(Dataset listings of figures)
# # #
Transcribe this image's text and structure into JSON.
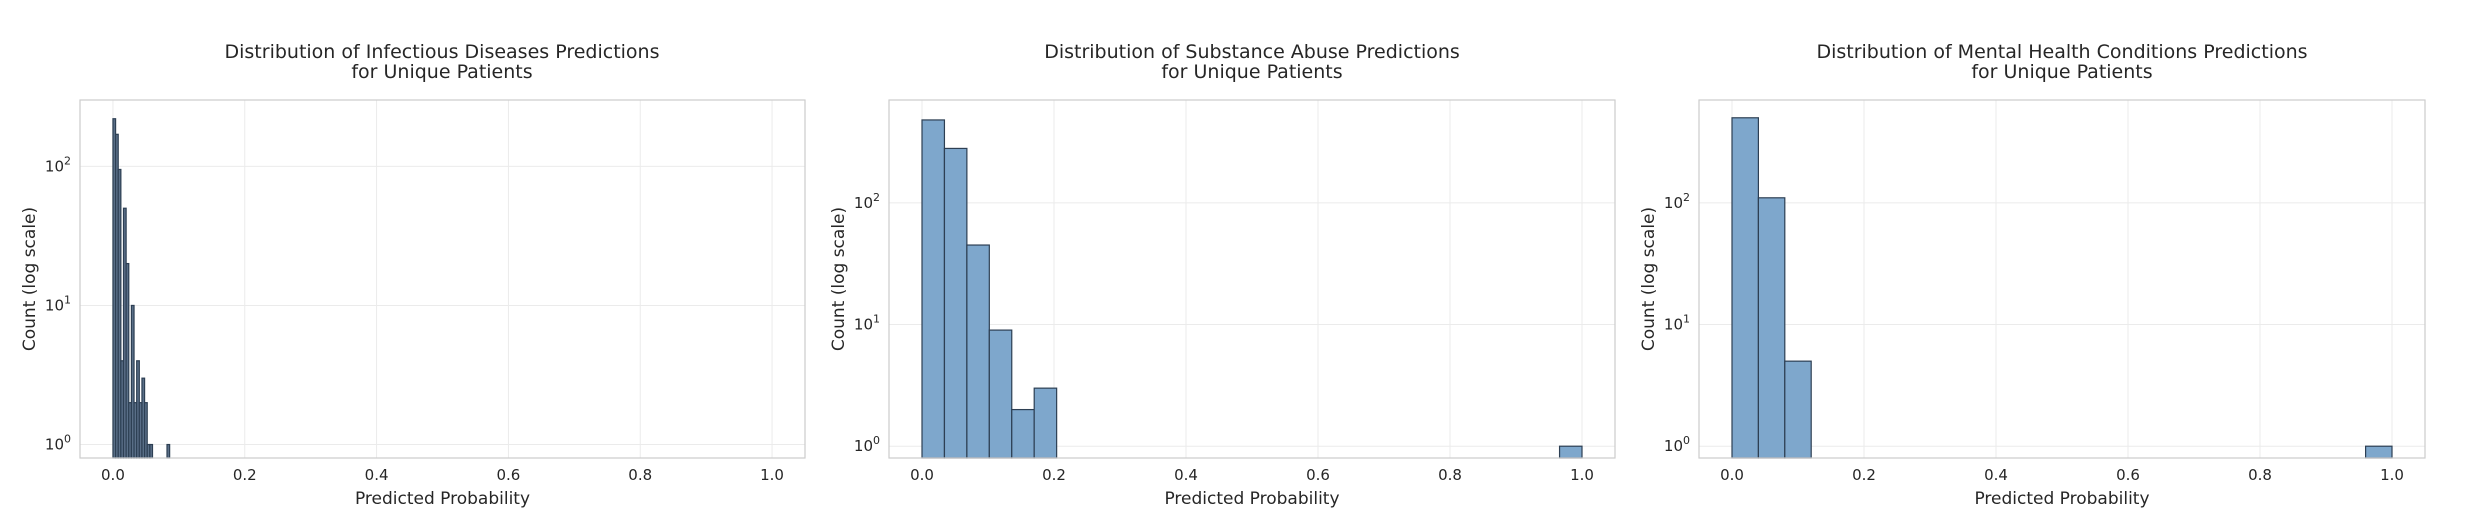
{
  "chart_data": [
    {
      "type": "bar",
      "title_lines": [
        "Distribution of Infectious Diseases Predictions",
        "for Unique Patients"
      ],
      "xlabel": "Predicted Probability",
      "ylabel": "Count (log scale)",
      "xlim": [
        -0.05,
        1.05
      ],
      "ylim": [
        0.8,
        300
      ],
      "yscale": "log",
      "xticks": [
        0.0,
        0.2,
        0.4,
        0.6,
        0.8,
        1.0
      ],
      "xtick_labels": [
        "0.0",
        "0.2",
        "0.4",
        "0.6",
        "0.8",
        "1.0"
      ],
      "yticks": [
        1,
        10,
        100
      ],
      "ytick_labels": [
        {
          "base": "10",
          "exp": "0"
        },
        {
          "base": "10",
          "exp": "1"
        },
        {
          "base": "10",
          "exp": "2"
        }
      ],
      "grid": true,
      "bar_color": "#5a6f88",
      "bar_edge": "#2d3f53",
      "bins": [
        {
          "x0": 0.0,
          "x1": 0.004,
          "count": 220
        },
        {
          "x0": 0.004,
          "x1": 0.008,
          "count": 170
        },
        {
          "x0": 0.008,
          "x1": 0.012,
          "count": 95
        },
        {
          "x0": 0.012,
          "x1": 0.016,
          "count": 4
        },
        {
          "x0": 0.016,
          "x1": 0.02,
          "count": 50
        },
        {
          "x0": 0.02,
          "x1": 0.024,
          "count": 20
        },
        {
          "x0": 0.024,
          "x1": 0.028,
          "count": 2
        },
        {
          "x0": 0.028,
          "x1": 0.032,
          "count": 10
        },
        {
          "x0": 0.032,
          "x1": 0.036,
          "count": 2
        },
        {
          "x0": 0.036,
          "x1": 0.04,
          "count": 4
        },
        {
          "x0": 0.04,
          "x1": 0.044,
          "count": 2
        },
        {
          "x0": 0.044,
          "x1": 0.048,
          "count": 3
        },
        {
          "x0": 0.048,
          "x1": 0.052,
          "count": 2
        },
        {
          "x0": 0.052,
          "x1": 0.056,
          "count": 1
        },
        {
          "x0": 0.056,
          "x1": 0.06,
          "count": 1
        },
        {
          "x0": 0.082,
          "x1": 0.086,
          "count": 1
        }
      ]
    },
    {
      "type": "bar",
      "title_lines": [
        "Distribution of Substance Abuse Predictions",
        "for Unique Patients"
      ],
      "xlabel": "Predicted Probability",
      "ylabel": "Count (log scale)",
      "xlim": [
        -0.05,
        1.05
      ],
      "ylim": [
        0.8,
        700
      ],
      "yscale": "log",
      "xticks": [
        0.0,
        0.2,
        0.4,
        0.6,
        0.8,
        1.0
      ],
      "xtick_labels": [
        "0.0",
        "0.2",
        "0.4",
        "0.6",
        "0.8",
        "1.0"
      ],
      "yticks": [
        1,
        10,
        100
      ],
      "ytick_labels": [
        {
          "base": "10",
          "exp": "0"
        },
        {
          "base": "10",
          "exp": "1"
        },
        {
          "base": "10",
          "exp": "2"
        }
      ],
      "grid": true,
      "bar_color": "#7ea7cc",
      "bar_edge": "#2d3f53",
      "bins": [
        {
          "x0": 0.0,
          "x1": 0.034,
          "count": 480
        },
        {
          "x0": 0.034,
          "x1": 0.068,
          "count": 280
        },
        {
          "x0": 0.068,
          "x1": 0.102,
          "count": 45
        },
        {
          "x0": 0.102,
          "x1": 0.136,
          "count": 9
        },
        {
          "x0": 0.136,
          "x1": 0.17,
          "count": 2
        },
        {
          "x0": 0.17,
          "x1": 0.204,
          "count": 3
        },
        {
          "x0": 0.966,
          "x1": 1.0,
          "count": 1
        }
      ]
    },
    {
      "type": "bar",
      "title_lines": [
        "Distribution of Mental Health Conditions Predictions",
        "for Unique Patients"
      ],
      "xlabel": "Predicted Probability",
      "ylabel": "Count (log scale)",
      "xlim": [
        -0.05,
        1.05
      ],
      "ylim": [
        0.8,
        700
      ],
      "yscale": "log",
      "xticks": [
        0.0,
        0.2,
        0.4,
        0.6,
        0.8,
        1.0
      ],
      "xtick_labels": [
        "0.0",
        "0.2",
        "0.4",
        "0.6",
        "0.8",
        "1.0"
      ],
      "yticks": [
        1,
        10,
        100
      ],
      "ytick_labels": [
        {
          "base": "10",
          "exp": "0"
        },
        {
          "base": "10",
          "exp": "1"
        },
        {
          "base": "10",
          "exp": "2"
        }
      ],
      "grid": true,
      "bar_color": "#7ea7cc",
      "bar_edge": "#2d3f53",
      "bins": [
        {
          "x0": 0.0,
          "x1": 0.04,
          "count": 500
        },
        {
          "x0": 0.04,
          "x1": 0.08,
          "count": 110
        },
        {
          "x0": 0.08,
          "x1": 0.12,
          "count": 5
        },
        {
          "x0": 0.96,
          "x1": 1.0,
          "count": 1
        }
      ]
    }
  ]
}
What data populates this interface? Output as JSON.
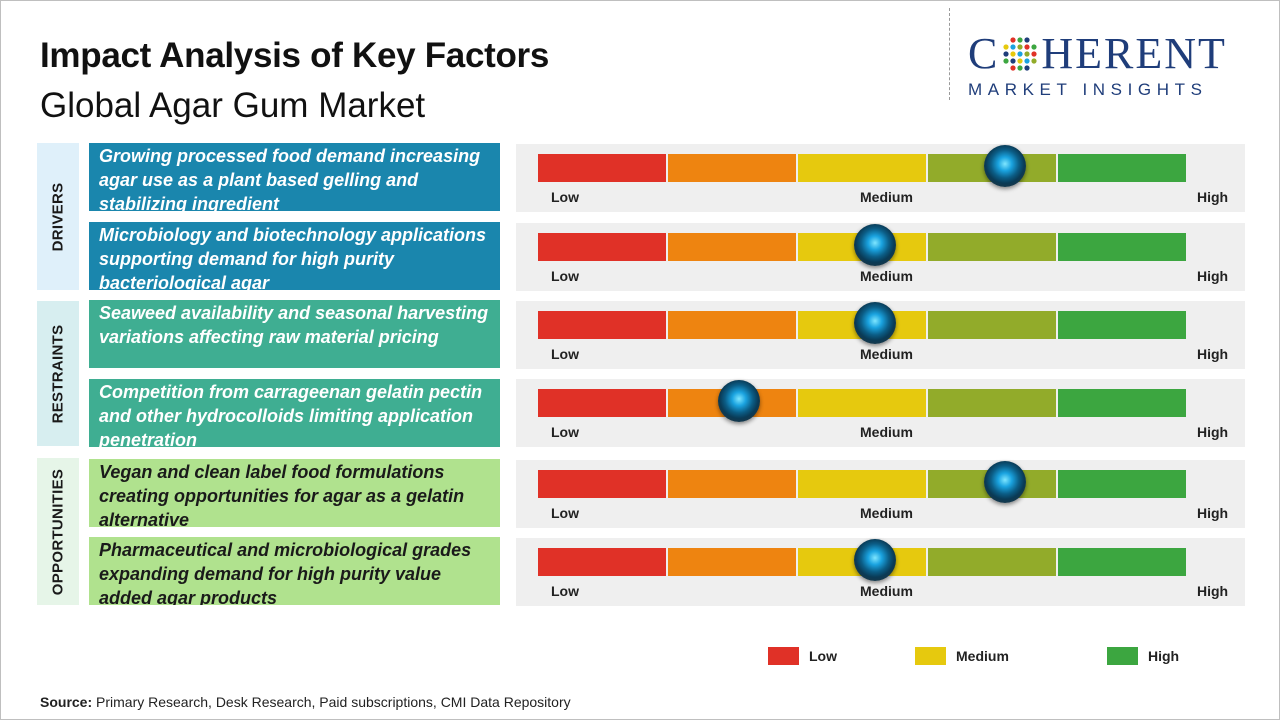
{
  "header": {
    "title": "Impact Analysis of Key Factors",
    "subtitle": "Global Agar Gum Market"
  },
  "logo": {
    "top_left": "C",
    "top_right": "HERENT",
    "bottom": "MARKET INSIGHTS"
  },
  "colors": {
    "low": "#e03127",
    "low_medium": "#ee8410",
    "medium": "#e6c90e",
    "medium_high": "#92ab2a",
    "high": "#3ca640",
    "drivers_bg": "#1a86ad",
    "restraints_bg": "#3fae92",
    "opportunities_bg": "#b0e28e",
    "drivers_cat_bg": "#dff0fa",
    "restraints_cat_bg": "#d7eef0",
    "opportunities_cat_bg": "#e6f5e8"
  },
  "chart_data": {
    "type": "table",
    "scale": [
      "Low",
      "Medium",
      "High"
    ],
    "categories": [
      {
        "name": "DRIVERS",
        "factors": [
          {
            "text": "Growing processed food demand increasing agar use as a plant based gelling and stabilizing ingredient",
            "impact": 0.72,
            "low": "Low",
            "medium": "Medium",
            "high": "High"
          },
          {
            "text": "Microbiology and biotechnology applications supporting demand for high purity bacteriological agar",
            "impact": 0.52,
            "low": "Low",
            "medium": "Medium",
            "high": "High"
          }
        ]
      },
      {
        "name": "RESTRAINTS",
        "factors": [
          {
            "text": "Seaweed availability and seasonal harvesting variations affecting raw material pricing",
            "impact": 0.52,
            "low": "Low",
            "medium": "Medium",
            "high": "High"
          },
          {
            "text": "Competition from carrageenan gelatin pectin and other hydrocolloids limiting application penetration",
            "impact": 0.31,
            "low": "Low",
            "medium": "Medium",
            "high": "High"
          }
        ]
      },
      {
        "name": "OPPORTUNITIES",
        "factors": [
          {
            "text": "Vegan and clean label food formulations creating opportunities for agar as a gelatin alternative",
            "impact": 0.72,
            "low": "Low",
            "medium": "Medium",
            "high": "High"
          },
          {
            "text": "Pharmaceutical and microbiological grades expanding demand for high purity value added agar products",
            "impact": 0.52,
            "low": "Low",
            "medium": "Medium",
            "high": "High"
          }
        ]
      }
    ],
    "legend": [
      {
        "label": "Low",
        "color": "#e03127"
      },
      {
        "label": "Medium",
        "color": "#e6c90e"
      },
      {
        "label": "High",
        "color": "#3ca640"
      }
    ]
  },
  "source": {
    "prefix": "Source:",
    "text": " Primary Research, Desk Research, Paid subscriptions, CMI Data Repository"
  }
}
# # #
TASK DETAILS:
Exact copy, no pictures: reproduce every record as it stands.

WRITTEN RESPONSE:
Transcribe this image's text and structure into JSON.
{
  "chart_data": [
    {
      "type": "bar",
      "title_lines": [
        "Distribution of Infectious Diseases Predictions",
        "for Unique Patients"
      ],
      "xlabel": "Predicted Probability",
      "ylabel": "Count (log scale)",
      "xlim": [
        -0.05,
        1.05
      ],
      "ylim": [
        0.8,
        300
      ],
      "yscale": "log",
      "xticks": [
        0.0,
        0.2,
        0.4,
        0.6,
        0.8,
        1.0
      ],
      "xtick_labels": [
        "0.0",
        "0.2",
        "0.4",
        "0.6",
        "0.8",
        "1.0"
      ],
      "yticks": [
        1,
        10,
        100
      ],
      "ytick_labels": [
        {
          "base": "10",
          "exp": "0"
        },
        {
          "base": "10",
          "exp": "1"
        },
        {
          "base": "10",
          "exp": "2"
        }
      ],
      "grid": true,
      "bar_color": "#5a6f88",
      "bar_edge": "#2d3f53",
      "bins": [
        {
          "x0": 0.0,
          "x1": 0.004,
          "count": 220
        },
        {
          "x0": 0.004,
          "x1": 0.008,
          "count": 170
        },
        {
          "x0": 0.008,
          "x1": 0.012,
          "count": 95
        },
        {
          "x0": 0.012,
          "x1": 0.016,
          "count": 4
        },
        {
          "x0": 0.016,
          "x1": 0.02,
          "count": 50
        },
        {
          "x0": 0.02,
          "x1": 0.024,
          "count": 20
        },
        {
          "x0": 0.024,
          "x1": 0.028,
          "count": 2
        },
        {
          "x0": 0.028,
          "x1": 0.032,
          "count": 10
        },
        {
          "x0": 0.032,
          "x1": 0.036,
          "count": 2
        },
        {
          "x0": 0.036,
          "x1": 0.04,
          "count": 4
        },
        {
          "x0": 0.04,
          "x1": 0.044,
          "count": 2
        },
        {
          "x0": 0.044,
          "x1": 0.048,
          "count": 3
        },
        {
          "x0": 0.048,
          "x1": 0.052,
          "count": 2
        },
        {
          "x0": 0.052,
          "x1": 0.056,
          "count": 1
        },
        {
          "x0": 0.056,
          "x1": 0.06,
          "count": 1
        },
        {
          "x0": 0.082,
          "x1": 0.086,
          "count": 1
        }
      ]
    },
    {
      "type": "bar",
      "title_lines": [
        "Distribution of Substance Abuse Predictions",
        "for Unique Patients"
      ],
      "xlabel": "Predicted Probability",
      "ylabel": "Count (log scale)",
      "xlim": [
        -0.05,
        1.05
      ],
      "ylim": [
        0.8,
        700
      ],
      "yscale": "log",
      "xticks": [
        0.0,
        0.2,
        0.4,
        0.6,
        0.8,
        1.0
      ],
      "xtick_labels": [
        "0.0",
        "0.2",
        "0.4",
        "0.6",
        "0.8",
        "1.0"
      ],
      "yticks": [
        1,
        10,
        100
      ],
      "ytick_labels": [
        {
          "base": "10",
          "exp": "0"
        },
        {
          "base": "10",
          "exp": "1"
        },
        {
          "base": "10",
          "exp": "2"
        }
      ],
      "grid": true,
      "bar_color": "#7ea7cc",
      "bar_edge": "#2d3f53",
      "bins": [
        {
          "x0": 0.0,
          "x1": 0.034,
          "count": 480
        },
        {
          "x0": 0.034,
          "x1": 0.068,
          "count": 280
        },
        {
          "x0": 0.068,
          "x1": 0.102,
          "count": 45
        },
        {
          "x0": 0.102,
          "x1": 0.136,
          "count": 9
        },
        {
          "x0": 0.136,
          "x1": 0.17,
          "count": 2
        },
        {
          "x0": 0.17,
          "x1": 0.204,
          "count": 3
        },
        {
          "x0": 0.966,
          "x1": 1.0,
          "count": 1
        }
      ]
    },
    {
      "type": "bar",
      "title_lines": [
        "Distribution of Mental Health Conditions Predictions",
        "for Unique Patients"
      ],
      "xlabel": "Predicted Probability",
      "ylabel": "Count (log scale)",
      "xlim": [
        -0.05,
        1.05
      ],
      "ylim": [
        0.8,
        700
      ],
      "yscale": "log",
      "xticks": [
        0.0,
        0.2,
        0.4,
        0.6,
        0.8,
        1.0
      ],
      "xtick_labels": [
        "0.0",
        "0.2",
        "0.4",
        "0.6",
        "0.8",
        "1.0"
      ],
      "yticks": [
        1,
        10,
        100
      ],
      "ytick_labels": [
        {
          "base": "10",
          "exp": "0"
        },
        {
          "base": "10",
          "exp": "1"
        },
        {
          "base": "10",
          "exp": "2"
        }
      ],
      "grid": true,
      "bar_color": "#7ea7cc",
      "bar_edge": "#2d3f53",
      "bins": [
        {
          "x0": 0.0,
          "x1": 0.04,
          "count": 500
        },
        {
          "x0": 0.04,
          "x1": 0.08,
          "count": 110
        },
        {
          "x0": 0.08,
          "x1": 0.12,
          "count": 5
        },
        {
          "x0": 0.96,
          "x1": 1.0,
          "count": 1
        }
      ]
    }
  ]
}
What data populates this interface? Output as JSON.
{
  "header": {
    "title": "Impact Analysis of Key Factors",
    "subtitle": "Global Agar Gum Market"
  },
  "logo": {
    "top_left": "C",
    "top_right": "HERENT",
    "bottom": "MARKET INSIGHTS"
  },
  "colors": {
    "low": "#e03127",
    "low_medium": "#ee8410",
    "medium": "#e6c90e",
    "medium_high": "#92ab2a",
    "high": "#3ca640",
    "drivers_bg": "#1a86ad",
    "restraints_bg": "#3fae92",
    "opportunities_bg": "#b0e28e",
    "drivers_cat_bg": "#dff0fa",
    "restraints_cat_bg": "#d7eef0",
    "opportunities_cat_bg": "#e6f5e8"
  },
  "chart_data": {
    "type": "table",
    "scale": [
      "Low",
      "Medium",
      "High"
    ],
    "categories": [
      {
        "name": "DRIVERS",
        "factors": [
          {
            "text": "Growing processed food demand increasing agar use as a plant based gelling and stabilizing ingredient",
            "impact": 0.72,
            "low": "Low",
            "medium": "Medium",
            "high": "High"
          },
          {
            "text": "Microbiology and biotechnology applications supporting demand for high purity bacteriological agar",
            "impact": 0.52,
            "low": "Low",
            "medium": "Medium",
            "high": "High"
          }
        ]
      },
      {
        "name": "RESTRAINTS",
        "factors": [
          {
            "text": "Seaweed availability and seasonal harvesting variations affecting raw material pricing",
            "impact": 0.52,
            "low": "Low",
            "medium": "Medium",
            "high": "High"
          },
          {
            "text": "Competition from carrageenan gelatin pectin and other hydrocolloids limiting application penetration",
            "impact": 0.31,
            "low": "Low",
            "medium": "Medium",
            "high": "High"
          }
        ]
      },
      {
        "name": "OPPORTUNITIES",
        "factors": [
          {
            "text": "Vegan and clean label food formulations creating opportunities for agar as a gelatin alternative",
            "impact": 0.72,
            "low": "Low",
            "medium": "Medium",
            "high": "High"
          },
          {
            "text": "Pharmaceutical and microbiological grades expanding demand for high purity value added agar products",
            "impact": 0.52,
            "low": "Low",
            "medium": "Medium",
            "high": "High"
          }
        ]
      }
    ],
    "legend": [
      {
        "label": "Low",
        "color": "#e03127"
      },
      {
        "label": "Medium",
        "color": "#e6c90e"
      },
      {
        "label": "High",
        "color": "#3ca640"
      }
    ]
  },
  "source": {
    "prefix": "Source:",
    "text": " Primary Research, Desk Research, Paid subscriptions, CMI Data Repository"
  }
}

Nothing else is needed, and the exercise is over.